**Written exercise:**
Examine the material below. Gather every line in which the string "Experience" appears.

— begin Material provided —

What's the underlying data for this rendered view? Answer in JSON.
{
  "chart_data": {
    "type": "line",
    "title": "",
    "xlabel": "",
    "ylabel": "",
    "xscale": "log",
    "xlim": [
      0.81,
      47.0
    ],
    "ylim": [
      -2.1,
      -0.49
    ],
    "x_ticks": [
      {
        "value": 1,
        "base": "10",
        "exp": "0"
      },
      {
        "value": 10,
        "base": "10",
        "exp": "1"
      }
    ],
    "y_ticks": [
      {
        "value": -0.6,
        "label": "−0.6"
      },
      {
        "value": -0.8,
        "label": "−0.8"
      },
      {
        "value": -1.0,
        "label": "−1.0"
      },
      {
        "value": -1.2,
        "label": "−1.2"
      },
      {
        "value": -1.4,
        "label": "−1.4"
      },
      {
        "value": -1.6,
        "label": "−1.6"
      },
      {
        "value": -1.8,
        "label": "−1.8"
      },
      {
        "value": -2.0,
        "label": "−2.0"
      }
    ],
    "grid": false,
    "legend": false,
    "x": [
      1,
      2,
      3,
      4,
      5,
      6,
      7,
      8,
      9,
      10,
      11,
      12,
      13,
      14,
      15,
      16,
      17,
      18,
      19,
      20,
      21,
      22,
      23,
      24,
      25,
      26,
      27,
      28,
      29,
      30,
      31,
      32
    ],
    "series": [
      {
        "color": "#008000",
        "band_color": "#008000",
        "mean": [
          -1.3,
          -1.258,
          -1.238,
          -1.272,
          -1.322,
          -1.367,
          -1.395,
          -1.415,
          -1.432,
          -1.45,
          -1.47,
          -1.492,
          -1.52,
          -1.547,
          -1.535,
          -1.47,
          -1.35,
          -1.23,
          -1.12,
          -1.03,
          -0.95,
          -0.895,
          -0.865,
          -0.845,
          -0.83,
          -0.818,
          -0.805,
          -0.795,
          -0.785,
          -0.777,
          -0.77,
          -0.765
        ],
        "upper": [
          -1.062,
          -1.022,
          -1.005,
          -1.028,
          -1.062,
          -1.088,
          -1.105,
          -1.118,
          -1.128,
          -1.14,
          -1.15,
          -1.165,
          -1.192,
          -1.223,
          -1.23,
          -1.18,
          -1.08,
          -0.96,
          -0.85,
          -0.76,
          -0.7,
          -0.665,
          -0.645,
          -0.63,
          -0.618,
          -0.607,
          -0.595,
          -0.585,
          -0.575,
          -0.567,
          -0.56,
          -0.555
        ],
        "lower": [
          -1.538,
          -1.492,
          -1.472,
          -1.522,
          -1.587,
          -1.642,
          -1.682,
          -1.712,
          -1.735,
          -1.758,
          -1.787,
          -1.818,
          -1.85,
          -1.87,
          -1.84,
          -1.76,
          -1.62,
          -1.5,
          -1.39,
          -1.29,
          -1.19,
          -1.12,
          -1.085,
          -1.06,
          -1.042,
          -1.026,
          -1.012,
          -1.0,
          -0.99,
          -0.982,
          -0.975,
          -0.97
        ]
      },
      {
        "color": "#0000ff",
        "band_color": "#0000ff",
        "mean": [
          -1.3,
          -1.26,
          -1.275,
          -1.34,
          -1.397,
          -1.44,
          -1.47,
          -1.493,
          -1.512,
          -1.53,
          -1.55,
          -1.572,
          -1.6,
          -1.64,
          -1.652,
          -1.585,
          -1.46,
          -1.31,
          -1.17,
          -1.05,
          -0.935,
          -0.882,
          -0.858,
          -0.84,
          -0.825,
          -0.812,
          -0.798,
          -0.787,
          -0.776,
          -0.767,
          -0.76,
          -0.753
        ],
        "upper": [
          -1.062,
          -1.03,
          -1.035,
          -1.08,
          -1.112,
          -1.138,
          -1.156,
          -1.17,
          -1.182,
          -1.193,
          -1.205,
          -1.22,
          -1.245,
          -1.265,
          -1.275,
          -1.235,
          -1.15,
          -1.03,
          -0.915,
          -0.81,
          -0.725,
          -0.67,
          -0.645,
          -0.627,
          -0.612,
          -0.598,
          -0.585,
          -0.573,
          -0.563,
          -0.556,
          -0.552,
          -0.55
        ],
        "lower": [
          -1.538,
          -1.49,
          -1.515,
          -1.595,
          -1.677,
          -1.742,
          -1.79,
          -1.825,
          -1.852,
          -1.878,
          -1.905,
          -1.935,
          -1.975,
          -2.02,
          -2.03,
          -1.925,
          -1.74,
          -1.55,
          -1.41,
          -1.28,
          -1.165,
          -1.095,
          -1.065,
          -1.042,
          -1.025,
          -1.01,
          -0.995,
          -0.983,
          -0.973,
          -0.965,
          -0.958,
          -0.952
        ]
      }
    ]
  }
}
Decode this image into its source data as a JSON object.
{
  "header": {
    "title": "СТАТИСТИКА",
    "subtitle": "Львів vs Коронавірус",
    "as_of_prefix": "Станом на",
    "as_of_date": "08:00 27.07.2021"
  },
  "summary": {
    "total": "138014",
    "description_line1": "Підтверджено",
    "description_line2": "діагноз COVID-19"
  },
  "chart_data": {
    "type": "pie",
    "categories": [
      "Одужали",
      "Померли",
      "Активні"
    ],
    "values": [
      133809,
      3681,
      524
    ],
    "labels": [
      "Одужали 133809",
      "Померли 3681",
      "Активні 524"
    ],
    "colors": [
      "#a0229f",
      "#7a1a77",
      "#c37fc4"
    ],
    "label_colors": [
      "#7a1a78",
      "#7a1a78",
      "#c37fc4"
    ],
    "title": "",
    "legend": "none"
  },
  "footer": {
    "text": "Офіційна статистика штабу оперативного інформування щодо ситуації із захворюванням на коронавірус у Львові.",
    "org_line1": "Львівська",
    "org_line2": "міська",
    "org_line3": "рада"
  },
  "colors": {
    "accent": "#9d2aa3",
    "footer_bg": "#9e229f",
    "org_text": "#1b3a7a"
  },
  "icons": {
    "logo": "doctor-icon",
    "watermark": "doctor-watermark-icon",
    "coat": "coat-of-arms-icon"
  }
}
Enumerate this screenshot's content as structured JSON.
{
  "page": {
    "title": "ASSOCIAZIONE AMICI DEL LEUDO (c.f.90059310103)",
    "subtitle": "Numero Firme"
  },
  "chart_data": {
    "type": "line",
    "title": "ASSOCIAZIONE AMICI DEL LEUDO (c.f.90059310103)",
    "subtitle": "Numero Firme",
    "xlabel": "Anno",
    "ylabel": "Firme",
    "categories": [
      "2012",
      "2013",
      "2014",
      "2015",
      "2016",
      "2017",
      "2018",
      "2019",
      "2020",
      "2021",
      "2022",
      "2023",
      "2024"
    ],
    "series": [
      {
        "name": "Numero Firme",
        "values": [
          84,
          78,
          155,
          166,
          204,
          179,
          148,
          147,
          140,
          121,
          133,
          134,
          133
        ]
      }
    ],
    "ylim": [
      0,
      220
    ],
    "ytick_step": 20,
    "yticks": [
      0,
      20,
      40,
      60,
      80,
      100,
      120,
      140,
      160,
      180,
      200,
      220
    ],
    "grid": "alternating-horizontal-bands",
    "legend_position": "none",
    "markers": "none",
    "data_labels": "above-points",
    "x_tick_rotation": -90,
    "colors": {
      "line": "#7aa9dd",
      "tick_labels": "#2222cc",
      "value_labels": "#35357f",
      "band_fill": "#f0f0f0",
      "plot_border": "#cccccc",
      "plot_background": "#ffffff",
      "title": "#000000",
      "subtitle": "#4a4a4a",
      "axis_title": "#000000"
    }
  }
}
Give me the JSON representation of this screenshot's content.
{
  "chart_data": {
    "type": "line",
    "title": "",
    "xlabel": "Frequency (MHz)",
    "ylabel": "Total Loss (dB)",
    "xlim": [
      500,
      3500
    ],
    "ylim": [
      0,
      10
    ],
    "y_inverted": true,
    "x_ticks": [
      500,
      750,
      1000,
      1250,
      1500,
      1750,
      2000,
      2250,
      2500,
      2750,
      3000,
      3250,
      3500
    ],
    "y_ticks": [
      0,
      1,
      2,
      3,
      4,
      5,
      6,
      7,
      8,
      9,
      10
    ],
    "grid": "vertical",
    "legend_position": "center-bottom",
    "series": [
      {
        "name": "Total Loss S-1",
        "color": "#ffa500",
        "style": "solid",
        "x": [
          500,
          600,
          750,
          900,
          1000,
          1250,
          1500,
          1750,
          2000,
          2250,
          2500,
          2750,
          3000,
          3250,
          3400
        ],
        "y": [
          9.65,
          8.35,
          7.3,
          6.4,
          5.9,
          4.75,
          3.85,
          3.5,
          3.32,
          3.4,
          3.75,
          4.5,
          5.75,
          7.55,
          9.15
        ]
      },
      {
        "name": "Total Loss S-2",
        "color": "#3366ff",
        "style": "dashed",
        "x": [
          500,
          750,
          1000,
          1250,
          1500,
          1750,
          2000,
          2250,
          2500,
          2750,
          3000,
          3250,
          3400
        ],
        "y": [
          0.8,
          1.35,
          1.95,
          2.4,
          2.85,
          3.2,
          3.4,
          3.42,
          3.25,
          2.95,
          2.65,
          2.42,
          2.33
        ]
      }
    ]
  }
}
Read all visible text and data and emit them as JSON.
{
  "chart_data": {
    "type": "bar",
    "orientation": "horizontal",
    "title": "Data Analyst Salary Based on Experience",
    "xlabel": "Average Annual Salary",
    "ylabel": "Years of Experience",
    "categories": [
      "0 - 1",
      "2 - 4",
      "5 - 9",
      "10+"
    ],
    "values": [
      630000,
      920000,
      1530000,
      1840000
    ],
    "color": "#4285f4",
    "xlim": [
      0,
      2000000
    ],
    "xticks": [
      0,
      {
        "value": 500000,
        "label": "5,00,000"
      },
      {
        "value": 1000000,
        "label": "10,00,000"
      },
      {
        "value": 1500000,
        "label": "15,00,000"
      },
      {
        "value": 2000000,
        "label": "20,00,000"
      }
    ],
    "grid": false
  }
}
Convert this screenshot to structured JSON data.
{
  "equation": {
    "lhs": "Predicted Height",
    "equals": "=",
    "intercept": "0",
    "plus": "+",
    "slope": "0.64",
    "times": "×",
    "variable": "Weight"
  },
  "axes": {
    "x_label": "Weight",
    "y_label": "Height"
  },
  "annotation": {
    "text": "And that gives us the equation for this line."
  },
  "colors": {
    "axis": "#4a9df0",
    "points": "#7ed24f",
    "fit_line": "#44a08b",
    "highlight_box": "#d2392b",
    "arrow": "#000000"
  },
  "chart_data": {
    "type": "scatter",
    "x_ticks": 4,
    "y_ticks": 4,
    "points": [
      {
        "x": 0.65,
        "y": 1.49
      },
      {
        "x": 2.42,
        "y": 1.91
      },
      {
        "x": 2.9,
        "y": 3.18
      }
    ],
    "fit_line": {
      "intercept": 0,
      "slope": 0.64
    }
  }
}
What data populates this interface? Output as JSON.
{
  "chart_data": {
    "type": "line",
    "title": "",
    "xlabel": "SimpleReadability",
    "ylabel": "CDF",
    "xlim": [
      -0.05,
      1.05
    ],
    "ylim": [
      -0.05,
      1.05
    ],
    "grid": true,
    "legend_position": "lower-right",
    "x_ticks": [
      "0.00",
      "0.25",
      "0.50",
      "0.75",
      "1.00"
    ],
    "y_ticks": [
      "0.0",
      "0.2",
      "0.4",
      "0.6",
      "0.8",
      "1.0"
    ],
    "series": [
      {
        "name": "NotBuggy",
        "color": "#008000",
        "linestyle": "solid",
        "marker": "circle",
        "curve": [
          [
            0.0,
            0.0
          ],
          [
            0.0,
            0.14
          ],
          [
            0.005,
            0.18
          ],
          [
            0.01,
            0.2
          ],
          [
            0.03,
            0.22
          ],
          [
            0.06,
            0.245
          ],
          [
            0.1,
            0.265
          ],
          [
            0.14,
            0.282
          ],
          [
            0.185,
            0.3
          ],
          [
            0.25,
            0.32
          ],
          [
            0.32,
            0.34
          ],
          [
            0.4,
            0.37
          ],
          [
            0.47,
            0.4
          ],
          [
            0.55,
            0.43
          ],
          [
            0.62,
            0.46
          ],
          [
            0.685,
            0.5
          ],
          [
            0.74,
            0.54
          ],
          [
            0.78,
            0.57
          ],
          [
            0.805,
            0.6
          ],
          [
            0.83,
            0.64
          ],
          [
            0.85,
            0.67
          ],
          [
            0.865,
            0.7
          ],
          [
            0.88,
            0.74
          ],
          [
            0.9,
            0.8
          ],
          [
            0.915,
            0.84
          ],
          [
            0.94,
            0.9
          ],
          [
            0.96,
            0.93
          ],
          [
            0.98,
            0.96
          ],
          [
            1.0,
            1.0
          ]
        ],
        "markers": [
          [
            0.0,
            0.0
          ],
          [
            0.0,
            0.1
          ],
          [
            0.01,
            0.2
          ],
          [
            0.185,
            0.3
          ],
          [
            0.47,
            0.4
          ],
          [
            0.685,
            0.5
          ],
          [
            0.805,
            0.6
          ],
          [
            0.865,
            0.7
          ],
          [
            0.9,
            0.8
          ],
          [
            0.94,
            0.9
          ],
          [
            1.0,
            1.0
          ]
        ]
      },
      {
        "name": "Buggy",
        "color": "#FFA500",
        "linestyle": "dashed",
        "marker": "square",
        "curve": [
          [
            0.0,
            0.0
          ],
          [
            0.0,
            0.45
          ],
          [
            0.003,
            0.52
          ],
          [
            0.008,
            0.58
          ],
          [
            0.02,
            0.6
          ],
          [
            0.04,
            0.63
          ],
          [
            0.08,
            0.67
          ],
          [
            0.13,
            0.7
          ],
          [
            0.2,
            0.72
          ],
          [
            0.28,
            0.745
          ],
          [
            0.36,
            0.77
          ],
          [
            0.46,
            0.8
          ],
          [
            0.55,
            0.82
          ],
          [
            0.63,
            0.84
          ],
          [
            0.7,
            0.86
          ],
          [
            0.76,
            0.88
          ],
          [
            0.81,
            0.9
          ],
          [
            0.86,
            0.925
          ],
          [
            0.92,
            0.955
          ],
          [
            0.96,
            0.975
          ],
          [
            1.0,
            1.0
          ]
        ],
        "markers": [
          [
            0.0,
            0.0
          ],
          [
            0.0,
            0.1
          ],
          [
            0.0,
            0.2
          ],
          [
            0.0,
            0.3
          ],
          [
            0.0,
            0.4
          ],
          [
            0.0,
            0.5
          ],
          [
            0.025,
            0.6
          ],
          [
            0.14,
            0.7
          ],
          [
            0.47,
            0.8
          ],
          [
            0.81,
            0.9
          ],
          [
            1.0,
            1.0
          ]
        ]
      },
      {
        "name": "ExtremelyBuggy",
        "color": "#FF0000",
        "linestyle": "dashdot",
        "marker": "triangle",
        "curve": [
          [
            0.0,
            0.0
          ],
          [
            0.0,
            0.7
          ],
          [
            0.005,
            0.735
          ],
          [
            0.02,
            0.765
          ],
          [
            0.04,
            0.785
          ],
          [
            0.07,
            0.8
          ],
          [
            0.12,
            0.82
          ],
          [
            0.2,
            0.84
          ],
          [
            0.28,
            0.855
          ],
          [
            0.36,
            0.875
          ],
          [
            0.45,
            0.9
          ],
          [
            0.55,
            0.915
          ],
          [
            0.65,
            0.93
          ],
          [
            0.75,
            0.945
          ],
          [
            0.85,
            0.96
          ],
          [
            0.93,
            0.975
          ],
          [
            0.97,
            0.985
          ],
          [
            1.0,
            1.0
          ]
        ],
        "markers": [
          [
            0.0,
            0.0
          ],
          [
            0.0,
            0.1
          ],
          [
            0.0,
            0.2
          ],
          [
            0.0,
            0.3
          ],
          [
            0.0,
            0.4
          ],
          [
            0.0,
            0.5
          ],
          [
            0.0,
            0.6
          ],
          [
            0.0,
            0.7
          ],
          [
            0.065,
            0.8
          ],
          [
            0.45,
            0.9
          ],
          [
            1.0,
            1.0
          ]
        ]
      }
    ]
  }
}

— end Material provided —

**Solution to this exercise:**
    "title": "Data Analyst Salary Based on Experience",
    "ylabel": "Years of Experience",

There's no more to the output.